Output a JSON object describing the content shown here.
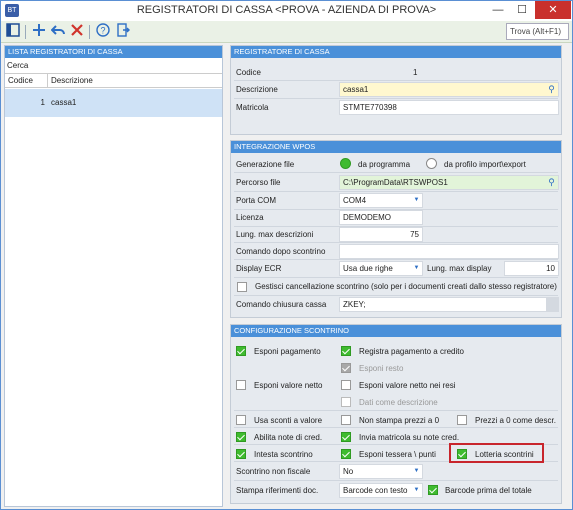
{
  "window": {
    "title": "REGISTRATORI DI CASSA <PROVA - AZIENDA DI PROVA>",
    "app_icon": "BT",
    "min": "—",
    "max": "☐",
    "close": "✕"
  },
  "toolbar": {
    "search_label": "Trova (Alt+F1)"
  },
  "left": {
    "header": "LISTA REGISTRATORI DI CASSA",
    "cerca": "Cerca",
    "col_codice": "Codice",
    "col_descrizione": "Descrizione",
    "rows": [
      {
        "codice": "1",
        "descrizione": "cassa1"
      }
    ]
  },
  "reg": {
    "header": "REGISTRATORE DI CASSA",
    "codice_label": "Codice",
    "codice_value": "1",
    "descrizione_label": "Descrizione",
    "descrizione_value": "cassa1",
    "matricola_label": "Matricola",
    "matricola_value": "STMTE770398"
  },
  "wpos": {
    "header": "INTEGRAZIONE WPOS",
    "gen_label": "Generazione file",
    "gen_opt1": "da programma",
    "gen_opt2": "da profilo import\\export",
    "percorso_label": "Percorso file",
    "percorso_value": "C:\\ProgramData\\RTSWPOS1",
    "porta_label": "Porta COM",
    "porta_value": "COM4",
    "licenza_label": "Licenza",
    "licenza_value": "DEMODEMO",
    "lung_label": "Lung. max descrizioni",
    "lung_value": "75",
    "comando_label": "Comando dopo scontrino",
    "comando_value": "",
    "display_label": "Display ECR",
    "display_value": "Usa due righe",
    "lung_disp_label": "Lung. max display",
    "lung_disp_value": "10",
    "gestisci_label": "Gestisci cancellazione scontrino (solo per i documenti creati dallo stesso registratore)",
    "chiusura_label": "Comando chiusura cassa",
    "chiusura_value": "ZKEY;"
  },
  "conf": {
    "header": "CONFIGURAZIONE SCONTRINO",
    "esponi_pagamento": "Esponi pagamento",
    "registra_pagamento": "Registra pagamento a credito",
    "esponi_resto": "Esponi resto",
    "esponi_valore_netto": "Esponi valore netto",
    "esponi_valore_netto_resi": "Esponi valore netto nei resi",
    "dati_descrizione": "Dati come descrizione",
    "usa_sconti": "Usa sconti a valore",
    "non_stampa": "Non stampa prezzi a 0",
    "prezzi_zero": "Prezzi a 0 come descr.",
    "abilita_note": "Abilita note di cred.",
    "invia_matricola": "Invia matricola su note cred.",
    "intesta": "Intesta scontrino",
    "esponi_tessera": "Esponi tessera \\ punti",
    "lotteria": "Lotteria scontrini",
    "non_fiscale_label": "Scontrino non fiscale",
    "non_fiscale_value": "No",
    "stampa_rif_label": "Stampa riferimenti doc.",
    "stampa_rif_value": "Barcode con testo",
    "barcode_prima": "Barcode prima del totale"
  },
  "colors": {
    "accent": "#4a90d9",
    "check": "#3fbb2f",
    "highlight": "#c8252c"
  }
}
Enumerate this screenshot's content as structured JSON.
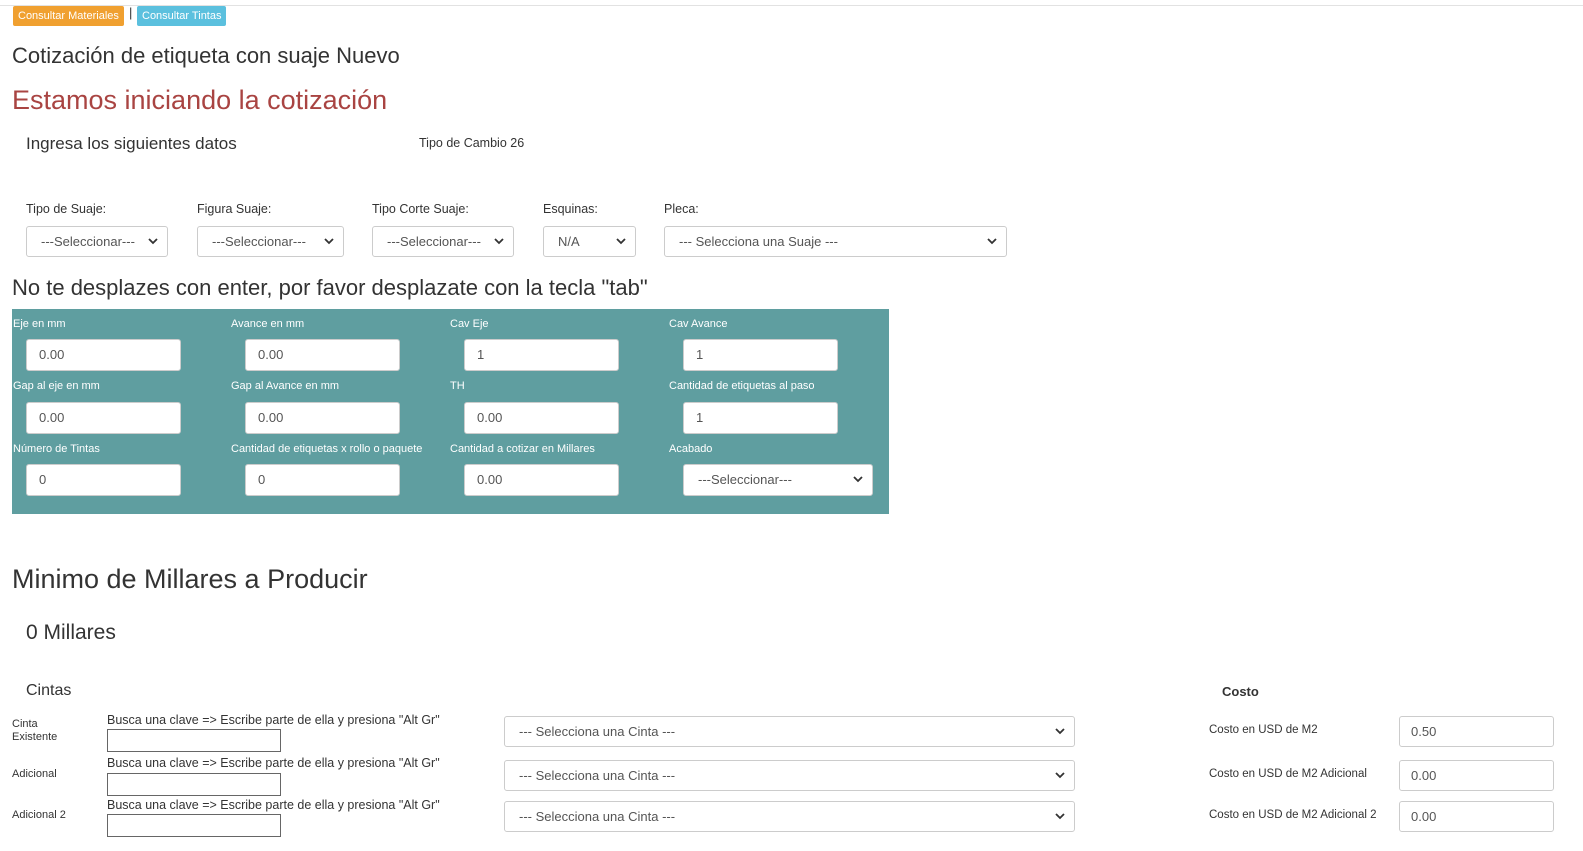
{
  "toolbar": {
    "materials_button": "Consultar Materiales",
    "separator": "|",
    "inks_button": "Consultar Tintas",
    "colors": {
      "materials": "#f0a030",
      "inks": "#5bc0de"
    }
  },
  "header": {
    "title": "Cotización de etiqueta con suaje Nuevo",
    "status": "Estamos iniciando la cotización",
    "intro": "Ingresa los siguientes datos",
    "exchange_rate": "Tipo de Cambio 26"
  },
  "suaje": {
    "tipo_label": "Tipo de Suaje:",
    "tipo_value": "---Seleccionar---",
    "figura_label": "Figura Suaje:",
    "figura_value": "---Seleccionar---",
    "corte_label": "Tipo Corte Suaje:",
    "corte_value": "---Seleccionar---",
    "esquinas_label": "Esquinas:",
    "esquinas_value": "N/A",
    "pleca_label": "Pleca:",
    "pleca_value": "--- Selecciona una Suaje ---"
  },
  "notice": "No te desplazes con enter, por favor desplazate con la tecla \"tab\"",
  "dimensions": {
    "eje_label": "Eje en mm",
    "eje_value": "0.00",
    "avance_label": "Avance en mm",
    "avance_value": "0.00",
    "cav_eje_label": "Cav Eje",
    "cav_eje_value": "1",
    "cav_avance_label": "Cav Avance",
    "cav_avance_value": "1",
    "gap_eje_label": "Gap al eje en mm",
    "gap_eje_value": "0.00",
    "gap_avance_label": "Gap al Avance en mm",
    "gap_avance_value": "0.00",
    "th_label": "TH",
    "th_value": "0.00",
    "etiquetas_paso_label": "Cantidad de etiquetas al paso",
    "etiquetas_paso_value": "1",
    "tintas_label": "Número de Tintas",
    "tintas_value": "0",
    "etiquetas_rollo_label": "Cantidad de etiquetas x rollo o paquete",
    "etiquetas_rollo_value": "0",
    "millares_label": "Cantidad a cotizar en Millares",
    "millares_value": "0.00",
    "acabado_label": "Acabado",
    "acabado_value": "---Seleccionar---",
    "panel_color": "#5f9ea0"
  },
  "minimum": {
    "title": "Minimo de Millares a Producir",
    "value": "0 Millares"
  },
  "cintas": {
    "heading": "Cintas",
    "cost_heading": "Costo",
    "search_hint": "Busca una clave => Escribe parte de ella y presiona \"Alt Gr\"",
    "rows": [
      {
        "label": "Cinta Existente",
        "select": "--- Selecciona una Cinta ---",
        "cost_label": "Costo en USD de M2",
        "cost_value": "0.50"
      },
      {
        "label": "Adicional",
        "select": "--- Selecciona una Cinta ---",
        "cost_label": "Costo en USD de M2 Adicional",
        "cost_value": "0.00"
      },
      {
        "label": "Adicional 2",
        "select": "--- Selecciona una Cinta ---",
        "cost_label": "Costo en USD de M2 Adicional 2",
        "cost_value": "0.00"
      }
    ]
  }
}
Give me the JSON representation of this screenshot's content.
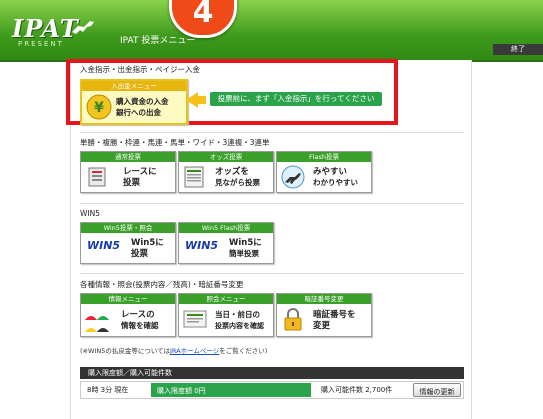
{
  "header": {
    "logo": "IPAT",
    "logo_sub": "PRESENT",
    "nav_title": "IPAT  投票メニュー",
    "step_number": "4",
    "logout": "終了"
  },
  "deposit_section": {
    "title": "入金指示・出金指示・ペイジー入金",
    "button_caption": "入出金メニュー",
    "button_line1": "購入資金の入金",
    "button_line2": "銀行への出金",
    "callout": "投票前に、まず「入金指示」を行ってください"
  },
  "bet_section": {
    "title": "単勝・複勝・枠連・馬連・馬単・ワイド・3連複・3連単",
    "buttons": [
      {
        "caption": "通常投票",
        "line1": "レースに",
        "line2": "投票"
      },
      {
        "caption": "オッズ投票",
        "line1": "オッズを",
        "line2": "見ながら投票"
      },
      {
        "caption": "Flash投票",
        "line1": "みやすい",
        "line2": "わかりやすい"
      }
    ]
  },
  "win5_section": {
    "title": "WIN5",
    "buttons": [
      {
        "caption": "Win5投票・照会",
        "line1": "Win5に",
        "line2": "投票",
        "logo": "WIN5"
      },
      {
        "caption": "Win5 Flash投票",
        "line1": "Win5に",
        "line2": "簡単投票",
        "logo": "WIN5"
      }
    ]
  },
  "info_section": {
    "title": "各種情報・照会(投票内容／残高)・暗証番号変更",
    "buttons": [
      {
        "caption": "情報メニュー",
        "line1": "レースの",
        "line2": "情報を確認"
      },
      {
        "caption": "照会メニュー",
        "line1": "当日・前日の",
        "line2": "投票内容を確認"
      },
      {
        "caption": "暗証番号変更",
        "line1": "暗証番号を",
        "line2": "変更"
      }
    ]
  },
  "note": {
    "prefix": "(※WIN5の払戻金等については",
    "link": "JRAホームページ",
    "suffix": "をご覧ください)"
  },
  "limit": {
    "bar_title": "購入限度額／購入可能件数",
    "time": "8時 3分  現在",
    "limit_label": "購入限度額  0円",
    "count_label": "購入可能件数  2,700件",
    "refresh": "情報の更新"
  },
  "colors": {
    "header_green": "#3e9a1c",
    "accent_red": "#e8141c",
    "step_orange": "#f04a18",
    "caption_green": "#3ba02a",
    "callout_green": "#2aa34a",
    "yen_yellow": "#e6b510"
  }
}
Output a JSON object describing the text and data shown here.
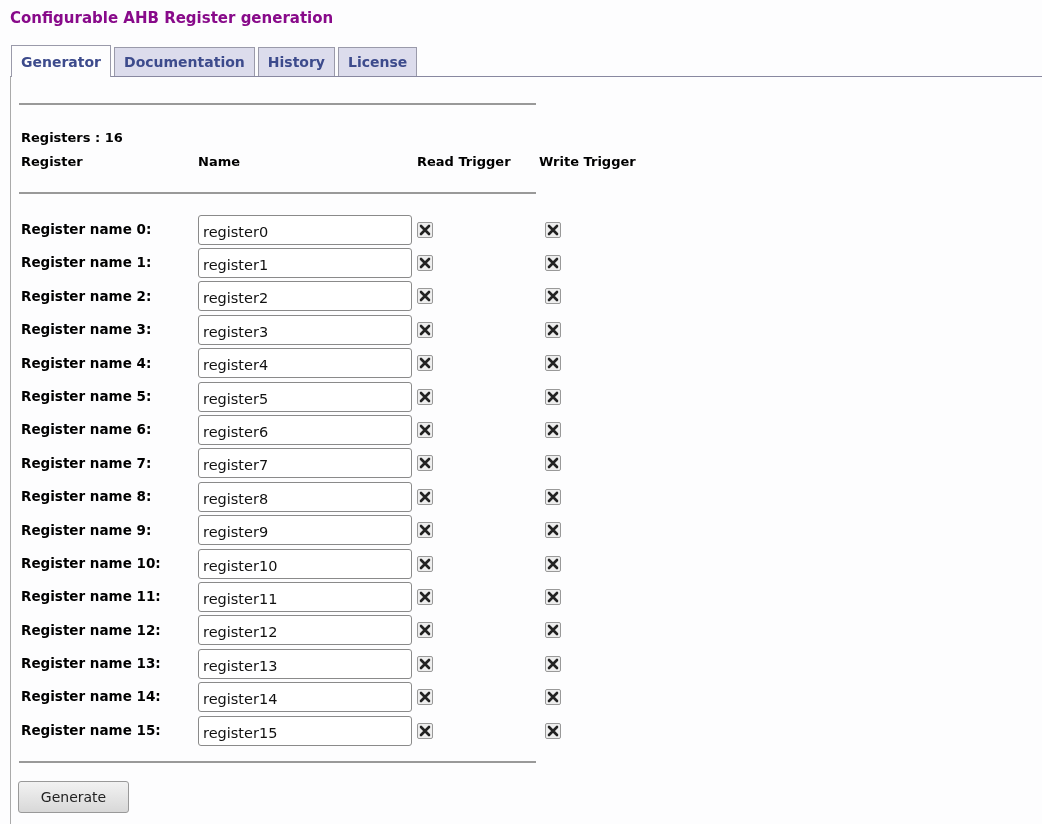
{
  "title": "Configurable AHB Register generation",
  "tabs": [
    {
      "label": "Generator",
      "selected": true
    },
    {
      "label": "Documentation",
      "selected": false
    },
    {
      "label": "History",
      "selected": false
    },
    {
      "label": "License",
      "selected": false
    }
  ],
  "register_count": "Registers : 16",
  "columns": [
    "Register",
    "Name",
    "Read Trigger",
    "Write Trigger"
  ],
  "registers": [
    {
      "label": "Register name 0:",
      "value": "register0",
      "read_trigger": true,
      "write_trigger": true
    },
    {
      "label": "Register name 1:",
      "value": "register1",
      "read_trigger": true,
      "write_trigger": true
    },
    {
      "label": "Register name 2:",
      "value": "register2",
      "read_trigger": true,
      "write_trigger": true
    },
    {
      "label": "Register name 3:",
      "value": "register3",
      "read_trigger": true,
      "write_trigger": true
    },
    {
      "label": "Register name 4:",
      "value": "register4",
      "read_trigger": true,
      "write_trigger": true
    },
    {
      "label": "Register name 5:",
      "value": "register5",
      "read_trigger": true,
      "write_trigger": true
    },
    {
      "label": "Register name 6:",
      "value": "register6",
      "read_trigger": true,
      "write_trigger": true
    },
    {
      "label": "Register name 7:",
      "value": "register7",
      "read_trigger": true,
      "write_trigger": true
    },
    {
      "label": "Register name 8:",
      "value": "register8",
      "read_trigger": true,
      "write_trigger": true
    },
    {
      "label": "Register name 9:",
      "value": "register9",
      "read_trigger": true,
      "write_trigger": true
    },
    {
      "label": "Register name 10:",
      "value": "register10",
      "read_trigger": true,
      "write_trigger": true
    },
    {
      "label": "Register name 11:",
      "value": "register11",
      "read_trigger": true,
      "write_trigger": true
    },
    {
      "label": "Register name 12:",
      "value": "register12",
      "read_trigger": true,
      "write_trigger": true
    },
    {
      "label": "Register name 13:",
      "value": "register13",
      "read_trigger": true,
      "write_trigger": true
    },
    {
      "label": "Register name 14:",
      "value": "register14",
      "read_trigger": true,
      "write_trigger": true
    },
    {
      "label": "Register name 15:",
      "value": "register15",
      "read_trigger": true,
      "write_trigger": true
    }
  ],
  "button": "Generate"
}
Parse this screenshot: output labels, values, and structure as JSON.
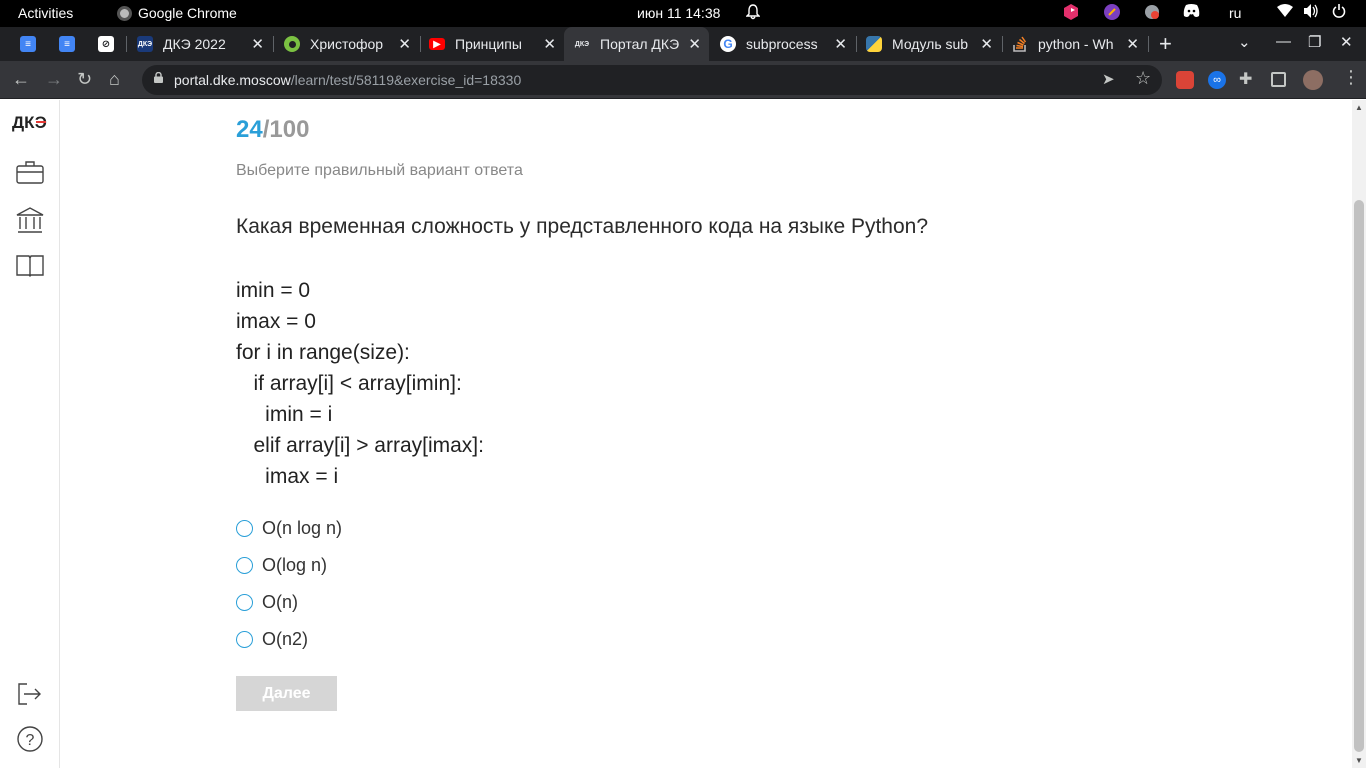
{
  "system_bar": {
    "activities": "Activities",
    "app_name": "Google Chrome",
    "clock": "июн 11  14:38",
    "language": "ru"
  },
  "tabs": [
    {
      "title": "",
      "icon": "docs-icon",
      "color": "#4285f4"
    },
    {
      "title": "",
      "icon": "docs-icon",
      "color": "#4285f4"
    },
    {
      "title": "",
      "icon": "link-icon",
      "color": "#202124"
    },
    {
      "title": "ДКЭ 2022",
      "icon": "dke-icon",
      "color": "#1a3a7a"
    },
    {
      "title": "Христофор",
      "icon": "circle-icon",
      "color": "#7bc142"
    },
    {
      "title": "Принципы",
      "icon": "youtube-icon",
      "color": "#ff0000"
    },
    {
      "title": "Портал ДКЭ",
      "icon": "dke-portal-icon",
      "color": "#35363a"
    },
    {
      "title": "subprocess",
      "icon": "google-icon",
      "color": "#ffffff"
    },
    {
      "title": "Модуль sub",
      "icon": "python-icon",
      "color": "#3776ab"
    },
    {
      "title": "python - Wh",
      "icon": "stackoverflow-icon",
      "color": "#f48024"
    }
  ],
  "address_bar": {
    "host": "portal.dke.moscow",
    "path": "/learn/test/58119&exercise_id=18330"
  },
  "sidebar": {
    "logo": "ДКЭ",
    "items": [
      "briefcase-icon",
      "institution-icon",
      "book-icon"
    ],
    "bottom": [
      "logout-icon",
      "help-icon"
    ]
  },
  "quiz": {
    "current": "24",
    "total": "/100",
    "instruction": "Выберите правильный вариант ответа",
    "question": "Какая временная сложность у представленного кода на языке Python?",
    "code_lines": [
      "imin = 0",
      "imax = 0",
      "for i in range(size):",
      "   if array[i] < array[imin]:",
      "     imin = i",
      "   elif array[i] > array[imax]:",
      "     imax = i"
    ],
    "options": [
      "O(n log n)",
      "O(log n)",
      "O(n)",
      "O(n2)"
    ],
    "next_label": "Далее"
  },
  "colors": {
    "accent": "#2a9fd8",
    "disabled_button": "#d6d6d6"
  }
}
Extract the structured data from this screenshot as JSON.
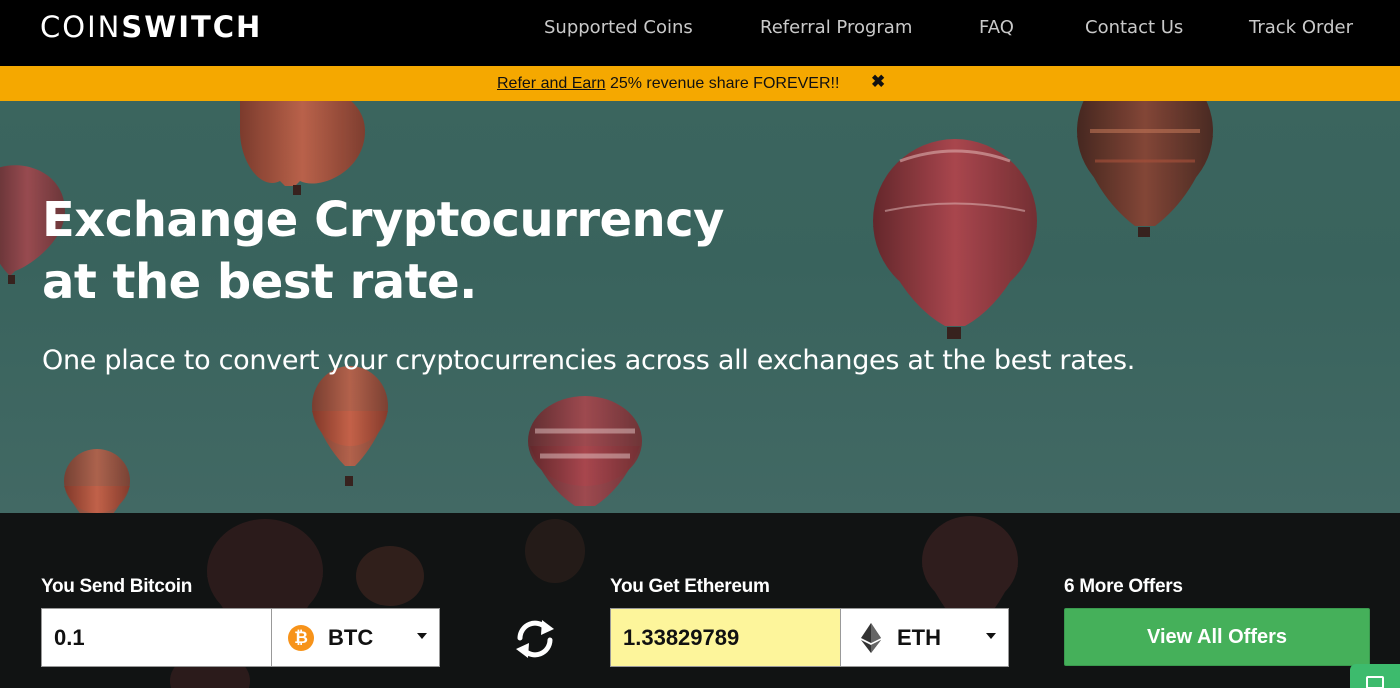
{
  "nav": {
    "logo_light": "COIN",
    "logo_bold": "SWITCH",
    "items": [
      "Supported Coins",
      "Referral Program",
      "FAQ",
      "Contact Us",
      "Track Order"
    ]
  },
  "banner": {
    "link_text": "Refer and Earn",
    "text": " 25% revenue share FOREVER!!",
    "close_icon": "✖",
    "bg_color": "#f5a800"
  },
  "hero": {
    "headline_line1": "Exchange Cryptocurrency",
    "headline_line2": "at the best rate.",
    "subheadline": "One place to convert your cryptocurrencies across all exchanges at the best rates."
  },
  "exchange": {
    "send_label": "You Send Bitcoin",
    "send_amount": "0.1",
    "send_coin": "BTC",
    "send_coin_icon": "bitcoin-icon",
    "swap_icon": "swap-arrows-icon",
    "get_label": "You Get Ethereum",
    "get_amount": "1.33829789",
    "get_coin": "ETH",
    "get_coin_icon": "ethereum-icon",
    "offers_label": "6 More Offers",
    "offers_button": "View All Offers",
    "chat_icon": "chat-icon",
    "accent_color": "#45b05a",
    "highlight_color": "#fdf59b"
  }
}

^^^^

Tally up the lines of the listing containing the word "Adicional". Give only the total.

* Written answer *
4